>> Begin DATA FOR PROCESSING

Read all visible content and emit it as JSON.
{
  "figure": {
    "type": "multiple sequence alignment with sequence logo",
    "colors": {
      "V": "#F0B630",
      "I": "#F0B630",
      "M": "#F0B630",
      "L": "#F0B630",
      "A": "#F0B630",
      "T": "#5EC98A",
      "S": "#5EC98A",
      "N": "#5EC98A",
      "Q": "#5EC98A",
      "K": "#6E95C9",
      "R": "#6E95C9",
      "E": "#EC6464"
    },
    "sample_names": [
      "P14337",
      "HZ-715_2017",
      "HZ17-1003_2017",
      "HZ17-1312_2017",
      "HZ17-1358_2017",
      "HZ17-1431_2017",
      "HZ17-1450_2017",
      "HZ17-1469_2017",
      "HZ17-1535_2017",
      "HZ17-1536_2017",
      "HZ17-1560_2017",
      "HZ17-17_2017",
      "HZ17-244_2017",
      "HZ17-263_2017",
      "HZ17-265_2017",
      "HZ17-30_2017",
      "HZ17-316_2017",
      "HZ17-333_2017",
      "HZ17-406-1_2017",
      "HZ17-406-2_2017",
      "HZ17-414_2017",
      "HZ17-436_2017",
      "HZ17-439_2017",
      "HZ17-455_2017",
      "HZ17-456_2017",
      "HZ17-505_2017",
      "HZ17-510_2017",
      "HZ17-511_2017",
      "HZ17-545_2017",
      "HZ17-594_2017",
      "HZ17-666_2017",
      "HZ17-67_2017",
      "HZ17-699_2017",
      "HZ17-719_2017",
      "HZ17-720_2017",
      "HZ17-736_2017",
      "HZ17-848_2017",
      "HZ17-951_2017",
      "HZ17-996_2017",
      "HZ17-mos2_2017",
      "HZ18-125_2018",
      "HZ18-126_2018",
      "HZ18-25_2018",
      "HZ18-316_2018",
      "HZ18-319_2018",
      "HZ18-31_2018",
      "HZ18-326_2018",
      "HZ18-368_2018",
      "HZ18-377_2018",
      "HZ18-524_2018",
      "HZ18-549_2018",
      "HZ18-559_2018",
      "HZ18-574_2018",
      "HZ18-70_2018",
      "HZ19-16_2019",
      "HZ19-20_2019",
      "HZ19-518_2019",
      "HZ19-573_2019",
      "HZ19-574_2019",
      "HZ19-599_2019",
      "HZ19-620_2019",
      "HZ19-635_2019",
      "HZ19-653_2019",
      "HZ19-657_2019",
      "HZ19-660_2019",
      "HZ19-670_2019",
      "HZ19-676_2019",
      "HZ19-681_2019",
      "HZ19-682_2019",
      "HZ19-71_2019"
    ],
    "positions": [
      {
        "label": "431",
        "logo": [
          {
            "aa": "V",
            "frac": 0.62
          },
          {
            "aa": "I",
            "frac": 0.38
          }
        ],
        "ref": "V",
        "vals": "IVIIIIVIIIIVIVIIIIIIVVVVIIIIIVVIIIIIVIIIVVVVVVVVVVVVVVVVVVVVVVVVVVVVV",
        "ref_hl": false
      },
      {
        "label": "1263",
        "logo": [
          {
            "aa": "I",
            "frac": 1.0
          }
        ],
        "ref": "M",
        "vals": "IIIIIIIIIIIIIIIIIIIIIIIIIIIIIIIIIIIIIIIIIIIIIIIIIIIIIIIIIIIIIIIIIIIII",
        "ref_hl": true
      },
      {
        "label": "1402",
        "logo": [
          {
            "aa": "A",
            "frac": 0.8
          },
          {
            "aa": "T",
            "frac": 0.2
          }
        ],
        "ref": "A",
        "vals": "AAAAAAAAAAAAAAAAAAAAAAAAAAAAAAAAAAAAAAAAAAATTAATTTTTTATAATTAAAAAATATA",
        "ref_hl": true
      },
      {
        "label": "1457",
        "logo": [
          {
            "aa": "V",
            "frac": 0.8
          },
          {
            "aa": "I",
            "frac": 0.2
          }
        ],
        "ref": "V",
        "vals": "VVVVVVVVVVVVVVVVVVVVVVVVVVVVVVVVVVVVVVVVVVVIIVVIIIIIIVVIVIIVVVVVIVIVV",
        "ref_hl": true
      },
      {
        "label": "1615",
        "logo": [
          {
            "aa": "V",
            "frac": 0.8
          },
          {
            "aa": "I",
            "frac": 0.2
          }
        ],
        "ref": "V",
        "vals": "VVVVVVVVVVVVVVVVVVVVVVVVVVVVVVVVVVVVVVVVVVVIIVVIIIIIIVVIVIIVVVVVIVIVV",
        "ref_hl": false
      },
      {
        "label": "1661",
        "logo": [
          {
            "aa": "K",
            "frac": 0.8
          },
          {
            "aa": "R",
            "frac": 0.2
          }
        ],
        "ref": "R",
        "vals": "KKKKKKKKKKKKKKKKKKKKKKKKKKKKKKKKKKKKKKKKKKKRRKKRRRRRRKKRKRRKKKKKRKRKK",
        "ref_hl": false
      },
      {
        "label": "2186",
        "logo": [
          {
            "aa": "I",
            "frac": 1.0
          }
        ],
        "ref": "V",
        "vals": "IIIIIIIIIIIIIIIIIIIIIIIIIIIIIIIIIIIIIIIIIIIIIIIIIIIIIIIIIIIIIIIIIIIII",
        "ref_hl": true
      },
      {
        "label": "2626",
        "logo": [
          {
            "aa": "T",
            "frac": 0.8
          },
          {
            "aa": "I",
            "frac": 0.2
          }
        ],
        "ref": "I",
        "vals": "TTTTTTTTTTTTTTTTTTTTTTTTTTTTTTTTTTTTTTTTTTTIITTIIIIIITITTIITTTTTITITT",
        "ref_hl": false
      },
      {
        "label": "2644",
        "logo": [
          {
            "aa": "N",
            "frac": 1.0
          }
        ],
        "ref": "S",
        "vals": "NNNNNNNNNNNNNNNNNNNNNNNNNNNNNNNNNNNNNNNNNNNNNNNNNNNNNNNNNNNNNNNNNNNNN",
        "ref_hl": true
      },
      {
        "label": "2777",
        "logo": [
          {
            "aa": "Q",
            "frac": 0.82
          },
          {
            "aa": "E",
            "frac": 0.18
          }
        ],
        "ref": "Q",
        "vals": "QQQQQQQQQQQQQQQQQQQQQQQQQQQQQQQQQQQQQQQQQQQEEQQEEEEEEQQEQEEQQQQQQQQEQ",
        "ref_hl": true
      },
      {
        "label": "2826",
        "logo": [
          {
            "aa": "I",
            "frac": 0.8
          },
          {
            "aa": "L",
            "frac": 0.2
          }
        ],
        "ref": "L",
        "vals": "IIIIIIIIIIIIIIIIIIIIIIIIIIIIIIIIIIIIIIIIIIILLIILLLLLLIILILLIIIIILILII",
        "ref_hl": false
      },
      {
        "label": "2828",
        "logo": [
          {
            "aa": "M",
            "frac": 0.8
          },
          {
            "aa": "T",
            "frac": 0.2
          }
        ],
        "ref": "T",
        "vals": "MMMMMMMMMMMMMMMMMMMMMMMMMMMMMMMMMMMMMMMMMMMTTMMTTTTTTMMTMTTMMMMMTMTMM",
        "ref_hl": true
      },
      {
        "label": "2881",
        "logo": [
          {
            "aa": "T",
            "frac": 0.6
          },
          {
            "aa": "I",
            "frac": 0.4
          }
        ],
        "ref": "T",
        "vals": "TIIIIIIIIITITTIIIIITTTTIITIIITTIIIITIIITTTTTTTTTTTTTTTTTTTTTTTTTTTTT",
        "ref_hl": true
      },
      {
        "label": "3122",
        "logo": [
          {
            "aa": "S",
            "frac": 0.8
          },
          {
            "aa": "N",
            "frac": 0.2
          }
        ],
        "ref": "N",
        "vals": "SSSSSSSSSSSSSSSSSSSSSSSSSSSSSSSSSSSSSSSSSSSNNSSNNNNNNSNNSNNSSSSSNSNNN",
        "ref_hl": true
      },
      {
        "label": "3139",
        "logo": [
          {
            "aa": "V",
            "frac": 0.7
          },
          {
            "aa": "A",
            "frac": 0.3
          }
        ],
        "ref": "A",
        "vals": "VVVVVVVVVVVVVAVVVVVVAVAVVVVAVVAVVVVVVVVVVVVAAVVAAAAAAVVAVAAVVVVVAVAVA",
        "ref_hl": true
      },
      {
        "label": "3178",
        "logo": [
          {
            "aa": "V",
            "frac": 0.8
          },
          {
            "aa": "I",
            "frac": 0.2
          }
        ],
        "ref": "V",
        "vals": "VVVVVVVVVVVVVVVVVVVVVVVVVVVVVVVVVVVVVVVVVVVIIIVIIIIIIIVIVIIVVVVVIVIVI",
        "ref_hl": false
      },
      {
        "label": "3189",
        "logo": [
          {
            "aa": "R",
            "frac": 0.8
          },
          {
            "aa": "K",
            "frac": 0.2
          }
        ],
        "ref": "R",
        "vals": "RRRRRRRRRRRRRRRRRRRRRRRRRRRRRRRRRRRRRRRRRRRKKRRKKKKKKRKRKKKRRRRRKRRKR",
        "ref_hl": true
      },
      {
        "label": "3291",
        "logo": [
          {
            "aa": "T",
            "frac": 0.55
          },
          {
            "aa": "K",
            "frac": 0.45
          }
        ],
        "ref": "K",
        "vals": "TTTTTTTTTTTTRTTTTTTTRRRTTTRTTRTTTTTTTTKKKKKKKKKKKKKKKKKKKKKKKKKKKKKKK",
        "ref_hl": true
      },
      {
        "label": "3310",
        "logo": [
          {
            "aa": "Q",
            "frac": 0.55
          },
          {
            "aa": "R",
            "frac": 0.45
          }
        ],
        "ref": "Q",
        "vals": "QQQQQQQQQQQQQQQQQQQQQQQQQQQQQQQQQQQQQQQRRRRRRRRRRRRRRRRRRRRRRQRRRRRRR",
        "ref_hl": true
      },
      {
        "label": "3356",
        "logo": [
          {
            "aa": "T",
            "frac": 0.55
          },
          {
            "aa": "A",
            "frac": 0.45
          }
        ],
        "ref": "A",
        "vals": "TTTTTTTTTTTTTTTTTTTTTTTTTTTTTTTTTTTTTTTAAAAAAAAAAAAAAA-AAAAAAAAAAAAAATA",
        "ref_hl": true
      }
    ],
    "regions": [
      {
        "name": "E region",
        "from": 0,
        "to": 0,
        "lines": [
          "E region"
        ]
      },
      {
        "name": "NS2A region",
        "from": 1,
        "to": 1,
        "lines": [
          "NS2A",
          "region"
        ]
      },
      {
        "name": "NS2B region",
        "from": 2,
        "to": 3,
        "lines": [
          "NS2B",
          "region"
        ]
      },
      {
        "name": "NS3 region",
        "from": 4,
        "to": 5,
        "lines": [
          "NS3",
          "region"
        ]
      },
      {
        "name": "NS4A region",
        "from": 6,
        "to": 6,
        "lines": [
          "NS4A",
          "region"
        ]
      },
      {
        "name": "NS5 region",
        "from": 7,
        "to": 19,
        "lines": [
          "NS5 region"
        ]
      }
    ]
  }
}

>> End DATA FOR PROCESSING

In the listing, find all lines with the string "from" and copy them.

● **WORKED ANSWER**:
        "from": 0,
        "from": 1,
        "from": 2,
        "from": 4,
        "from": 6,
        "from": 7,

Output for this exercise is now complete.